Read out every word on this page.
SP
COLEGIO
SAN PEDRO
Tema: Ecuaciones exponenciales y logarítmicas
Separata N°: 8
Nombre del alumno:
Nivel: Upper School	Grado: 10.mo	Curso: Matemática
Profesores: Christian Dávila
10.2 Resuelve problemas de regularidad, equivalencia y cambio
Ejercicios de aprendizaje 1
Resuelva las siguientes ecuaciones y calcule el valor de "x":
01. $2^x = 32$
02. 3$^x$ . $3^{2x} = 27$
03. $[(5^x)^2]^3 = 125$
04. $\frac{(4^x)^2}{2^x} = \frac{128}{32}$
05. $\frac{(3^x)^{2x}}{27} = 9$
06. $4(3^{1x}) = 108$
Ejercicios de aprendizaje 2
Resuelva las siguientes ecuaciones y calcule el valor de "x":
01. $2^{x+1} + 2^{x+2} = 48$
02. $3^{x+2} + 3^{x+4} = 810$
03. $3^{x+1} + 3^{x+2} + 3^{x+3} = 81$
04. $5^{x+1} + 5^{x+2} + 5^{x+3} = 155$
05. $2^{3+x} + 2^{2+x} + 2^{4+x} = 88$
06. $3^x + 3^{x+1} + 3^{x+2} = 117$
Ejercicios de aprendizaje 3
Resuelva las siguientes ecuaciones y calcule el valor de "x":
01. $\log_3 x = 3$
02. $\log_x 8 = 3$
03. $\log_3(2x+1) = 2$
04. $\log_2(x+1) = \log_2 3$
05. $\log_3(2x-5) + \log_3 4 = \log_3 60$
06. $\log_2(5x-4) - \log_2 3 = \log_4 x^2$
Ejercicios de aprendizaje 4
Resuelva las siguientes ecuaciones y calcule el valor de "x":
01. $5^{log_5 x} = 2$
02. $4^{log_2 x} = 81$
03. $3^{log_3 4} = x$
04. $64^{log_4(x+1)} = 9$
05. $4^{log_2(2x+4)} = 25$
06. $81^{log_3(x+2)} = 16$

Directive:
Reproduce the material exactly, with every line intact.

Right answer:
Read out every word on this page.
SP
COLEGIO
SAN PEDRO
Tema: Ecuaciones exponenciales y logarítmicas
Separata N°: 8
Nombre del alumno:
Nivel: Upper School	Grado: 10.mo	Curso: Matemática
Profesores: Christian Dávila
10.2 Resuelve problemas de regularidad, equivalencia y cambio
Ejercicios de aprendizaje 1
Resuelva las siguientes ecuaciones y calcule el valor de "x":
01. $2^x = 32$
02. 3$^x$ . $3^{2x} = 27$
03. $[(5^x)^2]^3 = 125$
04. $\frac{(4^x)^2}{2^x} = \frac{128}{32}$
05. $\frac{(3^x)^{2x}}{27} = 9$
06. $4(3^{1x}) = 108$
Ejercicios de aprendizaje 2
Resuelva las siguientes ecuaciones y calcule el valor de "x":
01. $2^{x+1} + 2^{x+2} = 48$
02. $3^{x+2} + 3^{x+4} = 810$
03. $3^{x+1} + 3^{x+2} + 3^{x+3} = 81$
04. $5^{x+1} + 5^{x+2} + 5^{x+3} = 155$
05. $2^{3+x} + 2^{2+x} + 2^{4+x} = 88$
06. $3^x + 3^{x+1} + 3^{x+2} = 117$
Ejercicios de aprendizaje 3
Resuelva las siguientes ecuaciones y calcule el valor de "x":
01. $\log_3 x = 3$
02. $\log_x 8 = 3$
03. $\log_3(2x+1) = 2$
04. $\log_2(x+1) = \log_2 3$
05. $\log_3(2x-5) + \log_3 4 = \log_3 60$
06. $\log_2(5x-4) - \log_2 3 = \log_4 x^2$
Ejercicios de aprendizaje 4
Resuelva las siguientes ecuaciones y calcule el valor de "x":
01. $5^{log_5 x} = 2$
02. $4^{log_2 x} = 81$
03. $3^{log_3 4} = x$
04. $64^{log_4(x+1)} = 9$
05. $4^{log_2(2x+4)} = 25$
06. $81^{log_3(x+2)} = 16$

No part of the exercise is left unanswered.